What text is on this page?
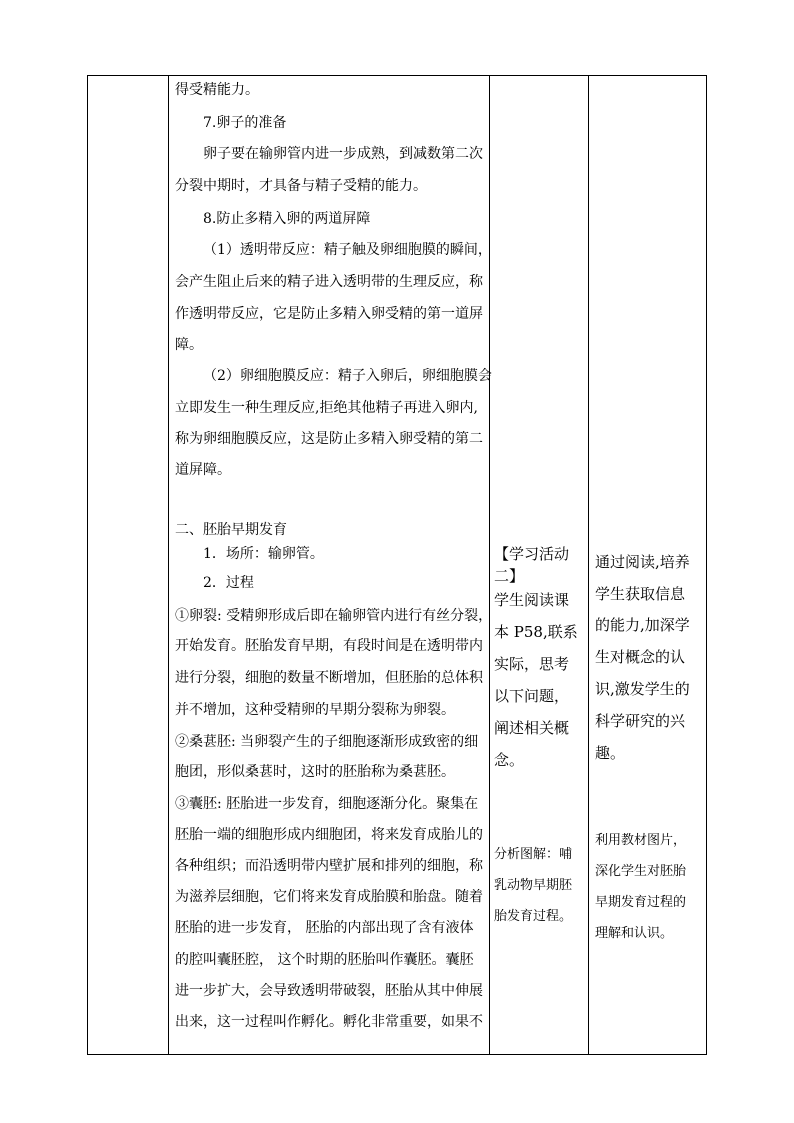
得受精能力。
7.卵子的准备
卵子要在输卵管内进一步成熟，到减数第二次
分裂中期时，才具备与精子受精的能力。
8.防止多精入卵的两道屏障
（1）透明带反应：精子触及卵细胞膜的瞬间，
会产生阻止后来的精子进入透明带的生理反应，称
作透明带反应，它是防止多精入卵受精的第一道屏
障。
（2）卵细胞膜反应：精子入卵后，卵细胞膜会
立即发生一种生理反应,拒绝其他精子再进入卵内,
称为卵细胞膜反应，这是防止多精入卵受精的第二
道屏障。
二、胚胎早期发育
1．场所：输卵管。
2．过程
①卵裂: 受精卵形成后即在输卵管内进行有丝分裂，
开始发育。胚胎发育早期，有段时间是在透明带内
进行分裂，细胞的数量不断增加，但胚胎的总体积
并不增加，这种受精卵的早期分裂称为卵裂。
②桑葚胚: 当卵裂产生的子细胞逐渐形成致密的细
胞团，形似桑葚时，这时的胚胎称为桑葚胚。
③囊胚: 胚胎进一步发育，细胞逐渐分化。聚集在
胚胎一端的细胞形成内细胞团，将来发育成胎儿的
各种组织；而沿透明带内壁扩展和排列的细胞，称
为滋养层细胞，它们将来发育成胎膜和胎盘。随着
胚胎的进一步发育， 胚胎的内部出现了含有液体
的腔叫囊胚腔， 这个时期的胚胎叫作囊胚。囊胚
进一步扩大，会导致透明带破裂，胚胎从其中伸展
出来，这一过程叫作孵化。孵化非常重要，如果不
【学习活动
二】
学生阅读课
本 P58,联系
实际，思考
以下问题，
阐述相关概
念。
分析图解：哺
乳动物早期胚
胎发育过程。
通过阅读,培养
学生获取信息
的能力,加深学
生对概念的认
识,激发学生的
科学研究的兴
趣。
利用教材图片，
深化学生对胚胎
早期发育过程的
理解和认识。
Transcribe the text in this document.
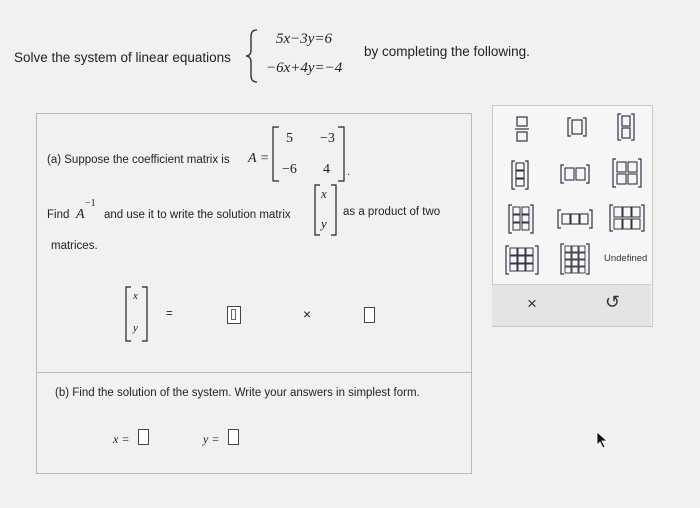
Solve the system of linear equations
5x−3y=6
−6x+4y=−4
by completing the following.
(a) Suppose the coefficient matrix is A =
5 −3
−6 4 .
Find A
−1
and use it to write the solution matrix
x
y
as a product of two
matrices.
x
y
=	×
(b) Find the solution of the system. Write your answers in simplest form.
x =	y =
Undefined
×	↺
---
◆ Task prompt ◆
Leave the pictures out and copy the rest of the data exactly.

◆ Task answer ◆
What text is on this page?
得受精能力。
7.卵子的准备
卵子要在输卵管内进一步成熟，到减数第二次
分裂中期时，才具备与精子受精的能力。
8.防止多精入卵的两道屏障
（1）透明带反应：精子触及卵细胞膜的瞬间，
会产生阻止后来的精子进入透明带的生理反应，称
作透明带反应，它是防止多精入卵受精的第一道屏
障。
（2）卵细胞膜反应：精子入卵后，卵细胞膜会
立即发生一种生理反应,拒绝其他精子再进入卵内,
称为卵细胞膜反应，这是防止多精入卵受精的第二
道屏障。
二、胚胎早期发育
1．场所：输卵管。
2．过程
①卵裂: 受精卵形成后即在输卵管内进行有丝分裂，
开始发育。胚胎发育早期，有段时间是在透明带内
进行分裂，细胞的数量不断增加，但胚胎的总体积
并不增加，这种受精卵的早期分裂称为卵裂。
②桑葚胚: 当卵裂产生的子细胞逐渐形成致密的细
胞团，形似桑葚时，这时的胚胎称为桑葚胚。
③囊胚: 胚胎进一步发育，细胞逐渐分化。聚集在
胚胎一端的细胞形成内细胞团，将来发育成胎儿的
各种组织；而沿透明带内壁扩展和排列的细胞，称
为滋养层细胞，它们将来发育成胎膜和胎盘。随着
胚胎的进一步发育， 胚胎的内部出现了含有液体
的腔叫囊胚腔， 这个时期的胚胎叫作囊胚。囊胚
进一步扩大，会导致透明带破裂，胚胎从其中伸展
出来，这一过程叫作孵化。孵化非常重要，如果不
【学习活动
二】
学生阅读课
本 P58,联系
实际，思考
以下问题，
阐述相关概
念。
分析图解：哺
乳动物早期胚
胎发育过程。
通过阅读,培养
学生获取信息
的能力,加深学
生对概念的认
识,激发学生的
科学研究的兴
趣。
利用教材图片，
深化学生对胚胎
早期发育过程的
理解和认识。
Transcribe the text in this document.
Solve the system of linear equations
5x−3y=6
−6x+4y=−4
by completing the following.
(a) Suppose the coefficient matrix is A =
5 −3
−6 4 .
Find A
−1
and use it to write the solution matrix
x
y
as a product of two
matrices.
x
y
=	×
(b) Find the solution of the system. Write your answers in simplest form.
x =	y =
Undefined
×	↺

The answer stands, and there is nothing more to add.